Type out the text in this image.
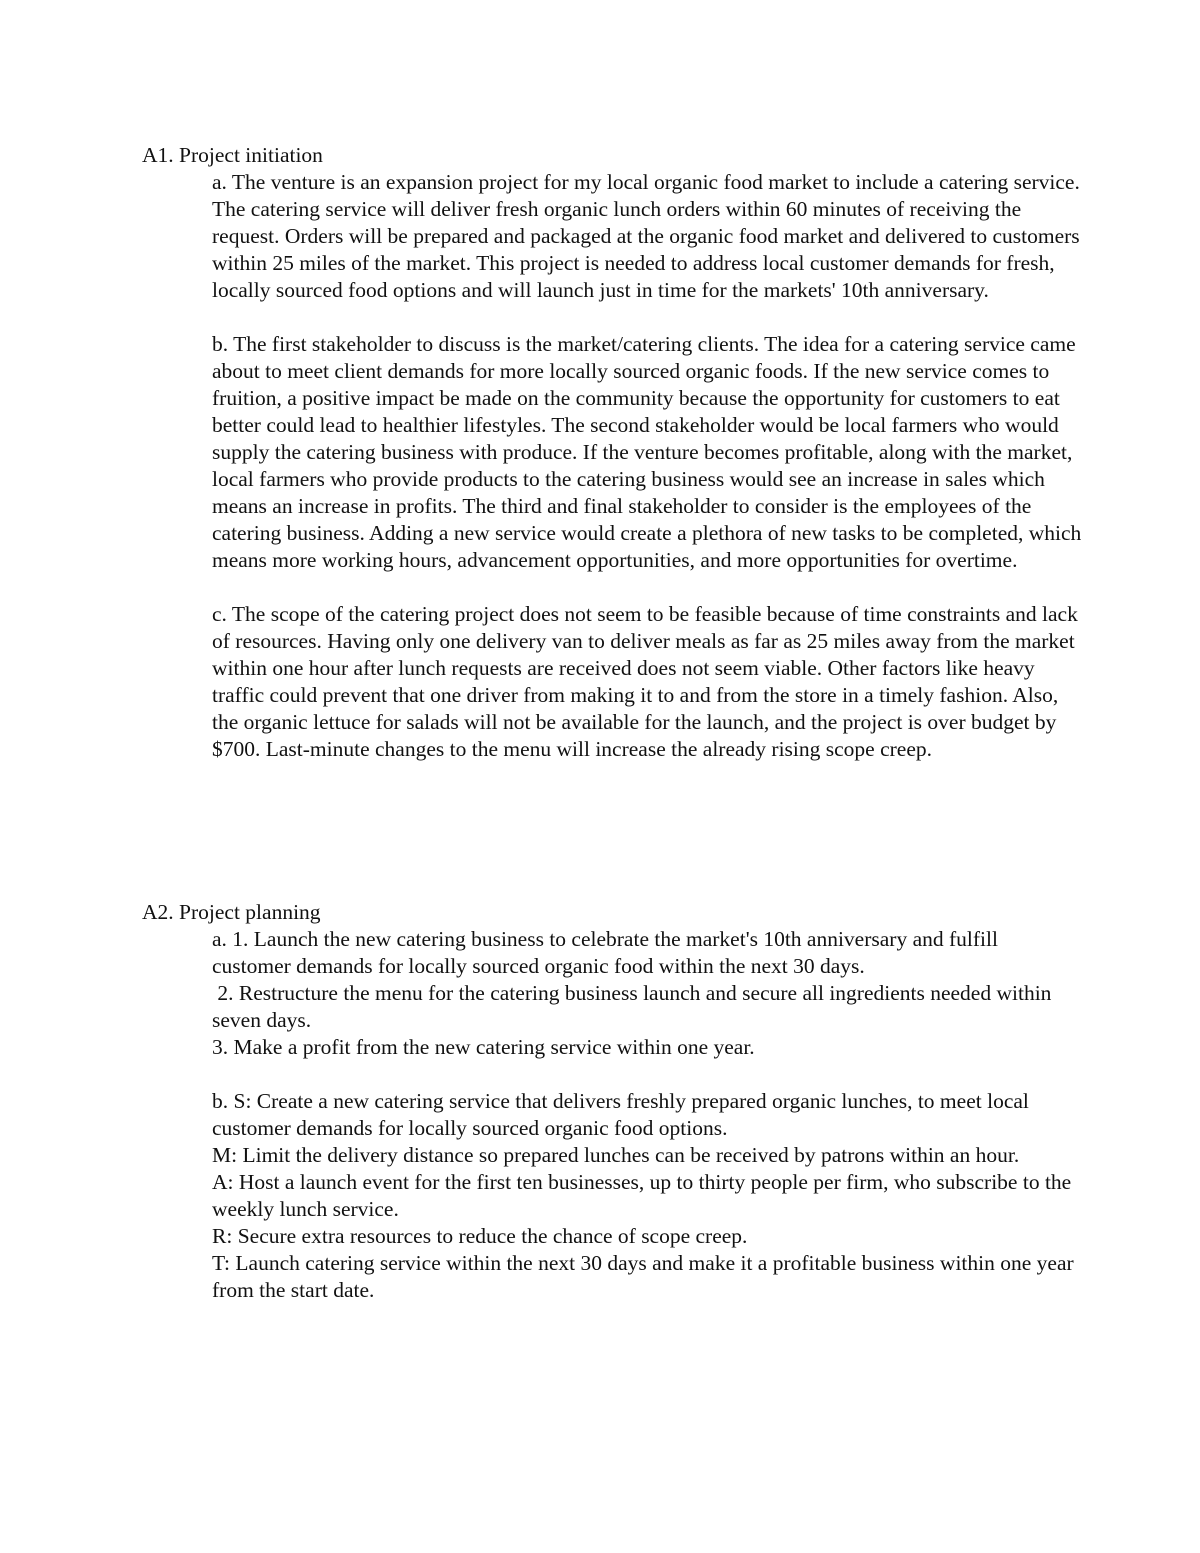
A1. Project initiation

a. The venture is an expansion project for my local organic food market to include a catering service. The catering service will deliver fresh organic lunch orders within 60 minutes of receiving the request. Orders will be prepared and packaged at the organic food market and delivered to customers within 25 miles of the market. This project is needed to address local customer demands for fresh, locally sourced food options and will launch just in time for the markets' 10th anniversary.

b. The first stakeholder to discuss is the market/catering clients. The idea for a catering service came about to meet client demands for more locally sourced organic foods. If the new service comes to fruition, a positive impact be made on the community because the opportunity for customers to eat better could lead to healthier lifestyles. The second stakeholder would be local farmers who would supply the catering business with produce. If the venture becomes profitable, along with the market, local farmers who provide products to the catering business would see an increase in sales which means an increase in profits. The third and final stakeholder to consider is the employees of the catering business. Adding a new service would create a plethora of new tasks to be completed, which means more working hours, advancement opportunities, and more opportunities for overtime.

c. The scope of the catering project does not seem to be feasible because of time constraints and lack of resources. Having only one delivery van to deliver meals as far as 25 miles away from the market within one hour after lunch requests are received does not seem viable. Other factors like heavy traffic could prevent that one driver from making it to and from the store in a timely fashion. Also, the organic lettuce for salads will not be available for the launch, and the project is over budget by $700. Last-minute changes to the menu will increase the already rising scope creep.

A2. Project planning

a. 1. Launch the new catering business to celebrate the market's 10th anniversary and fulfill customer demands for locally sourced organic food within the next 30 days.

2. Restructure the menu for the catering business launch and secure all ingredients needed within seven days.

3. Make a profit from the new catering service within one year.

b. S: Create a new catering service that delivers freshly prepared organic lunches, to meet local customer demands for locally sourced organic food options.

M: Limit the delivery distance so prepared lunches can be received by patrons within an hour.

A: Host a launch event for the first ten businesses, up to thirty people per firm, who subscribe to the weekly lunch service.

R: Secure extra resources to reduce the chance of scope creep.

T: Launch catering service within the next 30 days and make it a profitable business within one year from the start date.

> WHAT THIS TASK INVOLVES
From the material above, copy each line that includes the word "needed".

> EXERCISE SOLUTION
a. The venture is an expansion project for my local organic food market to include a catering service. The catering service will deliver fresh organic lunch orders within 60 minutes of receiving the request. Orders will be prepared and packaged at the organic food market and delivered to customers within 25 miles of the market. This project is needed to address local customer demands for fresh, locally sourced food options and will launch just in time for the markets' 10th anniversary.
2. Restructure the menu for the catering business launch and secure all ingredients needed within seven days.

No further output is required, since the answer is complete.